**Prompt:**
Extract each line bearing the word "nemocnice".

**Material to process:**
>> BEGIN

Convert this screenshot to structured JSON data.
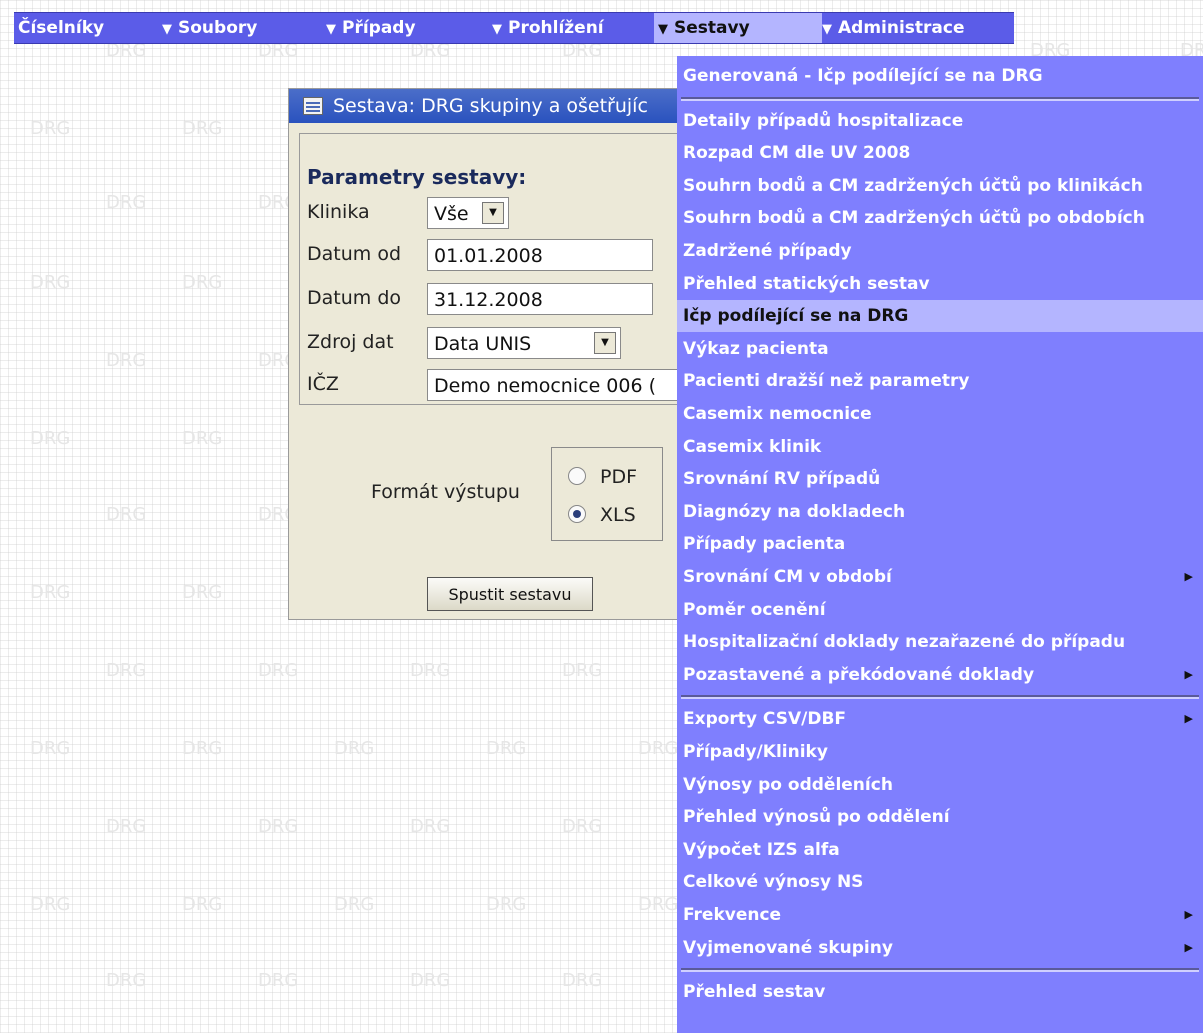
{
  "watermark_text": "DRG",
  "menubar": {
    "items": [
      {
        "label": "Číselníky"
      },
      {
        "label": "Soubory"
      },
      {
        "label": "Případy"
      },
      {
        "label": "Prohlížení"
      },
      {
        "label": "Sestavy",
        "active": true
      },
      {
        "label": "Administrace"
      }
    ],
    "accent_color": "#5b5ce8"
  },
  "dialog": {
    "title": "Sestava: DRG skupiny a ošetřujíc",
    "heading": "Parametry sestavy:",
    "fields": {
      "klinika": {
        "label": "Klinika",
        "value": "Vše"
      },
      "datum_od": {
        "label": "Datum od",
        "value": "01.01.2008"
      },
      "datum_do": {
        "label": "Datum do",
        "value": "31.12.2008"
      },
      "zdroj_dat": {
        "label": "Zdroj dat",
        "value": "Data UNIS"
      },
      "icz": {
        "label": "IČZ",
        "value": "Demo nemocnice 006 ("
      }
    },
    "format": {
      "label": "Formát výstupu",
      "options": [
        {
          "label": "PDF",
          "selected": false
        },
        {
          "label": "XLS",
          "selected": true
        }
      ]
    },
    "run_button": "Spustit sestavu"
  },
  "dropdown": {
    "background": "#7f7ffe",
    "highlight": "#b4b5ff",
    "items": [
      {
        "label": "Generovaná - Ičp podílející se na DRG",
        "sep_after": true
      },
      {
        "label": "Detaily případů hospitalizace"
      },
      {
        "label": "Rozpad CM dle UV 2008"
      },
      {
        "label": "Souhrn bodů a CM zadržených účtů po klinikách"
      },
      {
        "label": "Souhrn bodů a CM zadržených účtů po obdobích"
      },
      {
        "label": "Zadržené případy"
      },
      {
        "label": "Přehled statických sestav"
      },
      {
        "label": "Ičp podílející se na DRG",
        "highlight": true
      },
      {
        "label": "Výkaz pacienta"
      },
      {
        "label": "Pacienti dražší než parametry"
      },
      {
        "label": "Casemix nemocnice"
      },
      {
        "label": "Casemix klinik"
      },
      {
        "label": "Srovnání RV případů"
      },
      {
        "label": "Diagnózy na dokladech"
      },
      {
        "label": "Případy pacienta"
      },
      {
        "label": "Srovnání CM v období",
        "submenu": true
      },
      {
        "label": "Poměr ocenění"
      },
      {
        "label": "Hospitalizační doklady nezařazené do případu"
      },
      {
        "label": "Pozastavené a překódované doklady",
        "submenu": true,
        "sep_after": true
      },
      {
        "label": "Exporty CSV/DBF",
        "submenu": true
      },
      {
        "label": "Případy/Kliniky"
      },
      {
        "label": "Výnosy po odděleních"
      },
      {
        "label": "Přehled výnosů po oddělení"
      },
      {
        "label": "Výpočet IZS alfa"
      },
      {
        "label": "Celkové výnosy NS"
      },
      {
        "label": "Frekvence",
        "submenu": true
      },
      {
        "label": "Vyjmenované skupiny",
        "submenu": true,
        "sep_after": true
      },
      {
        "label": "Přehled sestav"
      }
    ]
  }
}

>> END

**Completed task:**
        "value": "Demo nemocnice 006 ("
        "label": "Casemix nemocnice"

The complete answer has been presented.